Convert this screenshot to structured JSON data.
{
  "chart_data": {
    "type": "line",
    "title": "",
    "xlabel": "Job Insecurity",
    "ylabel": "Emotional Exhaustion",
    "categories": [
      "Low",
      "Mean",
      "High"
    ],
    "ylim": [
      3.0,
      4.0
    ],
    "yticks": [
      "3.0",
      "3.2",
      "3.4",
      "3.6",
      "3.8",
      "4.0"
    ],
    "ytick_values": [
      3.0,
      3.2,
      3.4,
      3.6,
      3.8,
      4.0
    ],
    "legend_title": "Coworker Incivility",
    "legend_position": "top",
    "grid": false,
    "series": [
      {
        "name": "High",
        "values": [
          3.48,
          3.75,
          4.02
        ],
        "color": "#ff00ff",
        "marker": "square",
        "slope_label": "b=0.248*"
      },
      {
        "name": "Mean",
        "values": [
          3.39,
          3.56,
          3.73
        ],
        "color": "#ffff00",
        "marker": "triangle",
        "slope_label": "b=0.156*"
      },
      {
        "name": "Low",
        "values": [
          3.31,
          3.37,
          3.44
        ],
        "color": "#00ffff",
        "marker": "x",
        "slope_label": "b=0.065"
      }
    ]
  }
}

========

_What you have to do_
Print out every record again, exactly and in full.

_Task answer_
Convert this screenshot to structured JSON data.
{
  "chart_data": {
    "type": "line",
    "title": "",
    "xlabel": "Job Insecurity",
    "ylabel": "Emotional Exhaustion",
    "categories": [
      "Low",
      "Mean",
      "High"
    ],
    "ylim": [
      3.0,
      4.0
    ],
    "yticks": [
      "3.0",
      "3.2",
      "3.4",
      "3.6",
      "3.8",
      "4.0"
    ],
    "ytick_values": [
      3.0,
      3.2,
      3.4,
      3.6,
      3.8,
      4.0
    ],
    "legend_title": "Coworker Incivility",
    "legend_position": "top",
    "grid": false,
    "series": [
      {
        "name": "High",
        "values": [
          3.48,
          3.75,
          4.02
        ],
        "color": "#ff00ff",
        "marker": "square",
        "slope_label": "b=0.248*"
      },
      {
        "name": "Mean",
        "values": [
          3.39,
          3.56,
          3.73
        ],
        "color": "#ffff00",
        "marker": "triangle",
        "slope_label": "b=0.156*"
      },
      {
        "name": "Low",
        "values": [
          3.31,
          3.37,
          3.44
        ],
        "color": "#00ffff",
        "marker": "x",
        "slope_label": "b=0.065"
      }
    ]
  }
}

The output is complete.